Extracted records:
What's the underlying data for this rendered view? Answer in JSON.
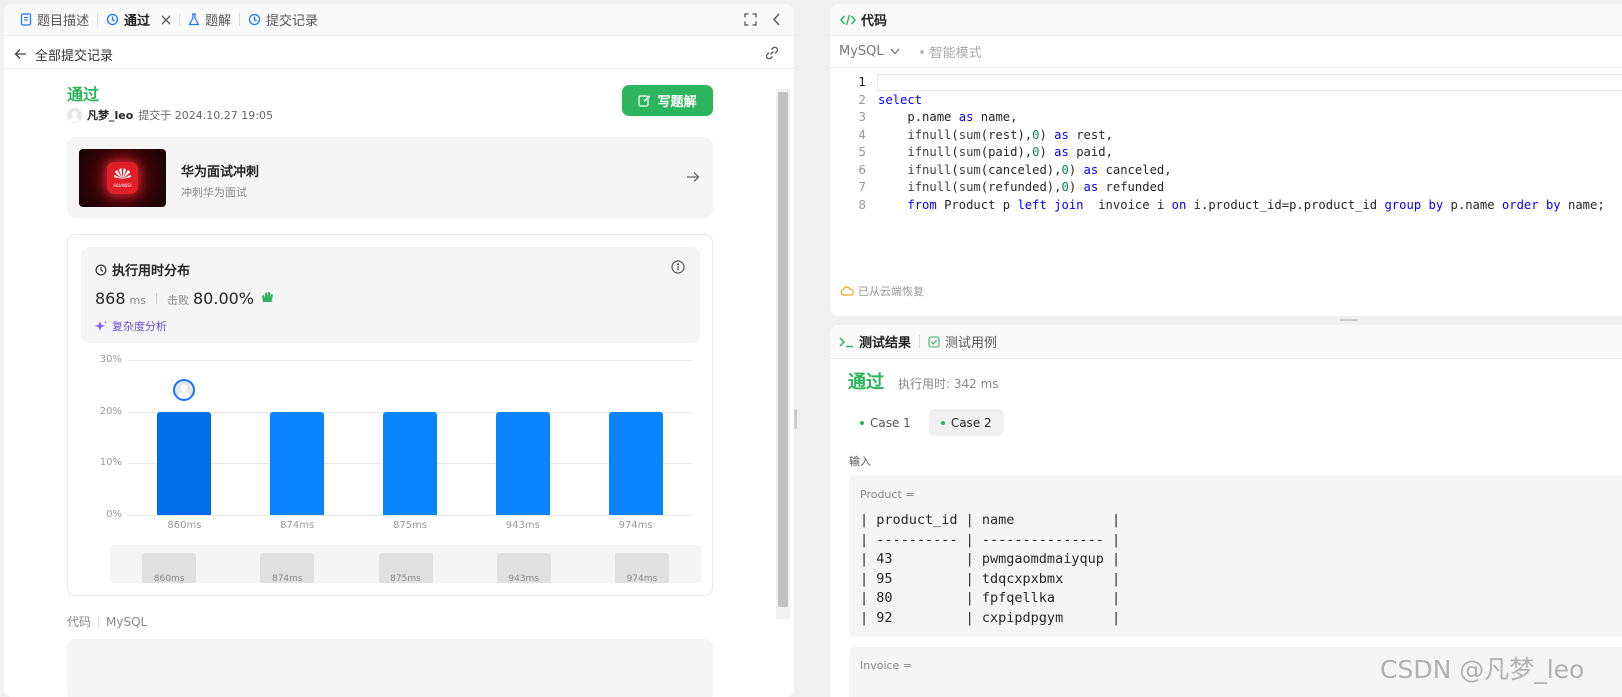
{
  "left_tabs": [
    {
      "label": "题目描述"
    },
    {
      "label": "通过"
    },
    {
      "label": "题解"
    },
    {
      "label": "提交记录"
    }
  ],
  "back": {
    "label": "全部提交记录"
  },
  "submission": {
    "status": "通过",
    "user": "凡梦_leo",
    "submitted_at": "提交于 2024.10.27 19:05",
    "write_solution": "写题解"
  },
  "promo": {
    "title": "华为面试冲刺",
    "subtitle": "冲刺华为面试",
    "logo_text": "HUAWEI"
  },
  "runtime": {
    "title": "执行用时分布",
    "value": "868",
    "unit": "ms",
    "beat_label": "击败",
    "beat_value": "80.00%",
    "complexity_link": "复杂度分析"
  },
  "chart_data": {
    "type": "bar",
    "categories": [
      "860ms",
      "874ms",
      "875ms",
      "943ms",
      "974ms"
    ],
    "values": [
      20,
      20,
      20,
      20,
      20
    ],
    "y_ticks": [
      "30%",
      "20%",
      "10%",
      "0%"
    ],
    "ylim": [
      0,
      30
    ],
    "highlight_index": 0,
    "grid": true
  },
  "minimap": [
    "860ms",
    "874ms",
    "875ms",
    "943ms",
    "974ms"
  ],
  "code_footer": {
    "label": "代码",
    "lang": "MySQL"
  },
  "editor": {
    "title": "代码",
    "lang": "MySQL",
    "mode": "智能模式",
    "restore_notice": "已从云端恢复",
    "line_numbers": [
      "1",
      "2",
      "3",
      "4",
      "5",
      "6",
      "7",
      "8"
    ],
    "lines": [
      "",
      "select",
      "    p.name as name,",
      "    ifnull(sum(rest),0) as rest,",
      "    ifnull(sum(paid),0) as paid,",
      "    ifnull(sum(canceled),0) as canceled,",
      "    ifnull(sum(refunded),0) as refunded",
      "    from Product p left join  invoice i on i.product_id=p.product_id group by p.name order by name;"
    ]
  },
  "result": {
    "tab_result": "测试结果",
    "tab_cases": "测试用例",
    "status": "通过",
    "runtime": "执行用时: 342 ms",
    "cases": [
      "Case 1",
      "Case 2"
    ],
    "input_label": "输入",
    "product_label": "Product =",
    "product_table": [
      "| product_id | name            |",
      "| ---------- | --------------- |",
      "| 43         | pwmgaomdmaiyqup |",
      "| 95         | tdqcxpxbmx      |",
      "| 80         | fpfqellka       |",
      "| 92         | cxpipdpgym      |"
    ],
    "invoice_label": "Invoice ="
  },
  "watermark": "CSDN @凡梦_leo",
  "colors": {
    "accent_green": "#2db55d",
    "bar_blue": "#0a84ff",
    "bar_highlight": "#006ee6",
    "keyword": "#0000ff"
  }
}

Instruction: Quote the data exactly, leaving every image out of the copy.

Answer for the task:
What's the underlying data for this rendered view? Answer in JSON.
{
  "left_tabs": [
    {
      "label": "题目描述"
    },
    {
      "label": "通过"
    },
    {
      "label": "题解"
    },
    {
      "label": "提交记录"
    }
  ],
  "back": {
    "label": "全部提交记录"
  },
  "submission": {
    "status": "通过",
    "user": "凡梦_leo",
    "submitted_at": "提交于 2024.10.27 19:05",
    "write_solution": "写题解"
  },
  "promo": {
    "title": "华为面试冲刺",
    "subtitle": "冲刺华为面试",
    "logo_text": "HUAWEI"
  },
  "runtime": {
    "title": "执行用时分布",
    "value": "868",
    "unit": "ms",
    "beat_label": "击败",
    "beat_value": "80.00%",
    "complexity_link": "复杂度分析"
  },
  "chart_data": {
    "type": "bar",
    "categories": [
      "860ms",
      "874ms",
      "875ms",
      "943ms",
      "974ms"
    ],
    "values": [
      20,
      20,
      20,
      20,
      20
    ],
    "y_ticks": [
      "30%",
      "20%",
      "10%",
      "0%"
    ],
    "ylim": [
      0,
      30
    ],
    "highlight_index": 0,
    "grid": true
  },
  "minimap": [
    "860ms",
    "874ms",
    "875ms",
    "943ms",
    "974ms"
  ],
  "code_footer": {
    "label": "代码",
    "lang": "MySQL"
  },
  "editor": {
    "title": "代码",
    "lang": "MySQL",
    "mode": "智能模式",
    "restore_notice": "已从云端恢复",
    "line_numbers": [
      "1",
      "2",
      "3",
      "4",
      "5",
      "6",
      "7",
      "8"
    ],
    "lines": [
      "",
      "select",
      "    p.name as name,",
      "    ifnull(sum(rest),0) as rest,",
      "    ifnull(sum(paid),0) as paid,",
      "    ifnull(sum(canceled),0) as canceled,",
      "    ifnull(sum(refunded),0) as refunded",
      "    from Product p left join  invoice i on i.product_id=p.product_id group by p.name order by name;"
    ]
  },
  "result": {
    "tab_result": "测试结果",
    "tab_cases": "测试用例",
    "status": "通过",
    "runtime": "执行用时: 342 ms",
    "cases": [
      "Case 1",
      "Case 2"
    ],
    "input_label": "输入",
    "product_label": "Product =",
    "product_table": [
      "| product_id | name            |",
      "| ---------- | --------------- |",
      "| 43         | pwmgaomdmaiyqup |",
      "| 95         | tdqcxpxbmx      |",
      "| 80         | fpfqellka       |",
      "| 92         | cxpipdpgym      |"
    ],
    "invoice_label": "Invoice ="
  },
  "watermark": "CSDN @凡梦_leo",
  "colors": {
    "accent_green": "#2db55d",
    "bar_blue": "#0a84ff",
    "bar_highlight": "#006ee6",
    "keyword": "#0000ff"
  }
}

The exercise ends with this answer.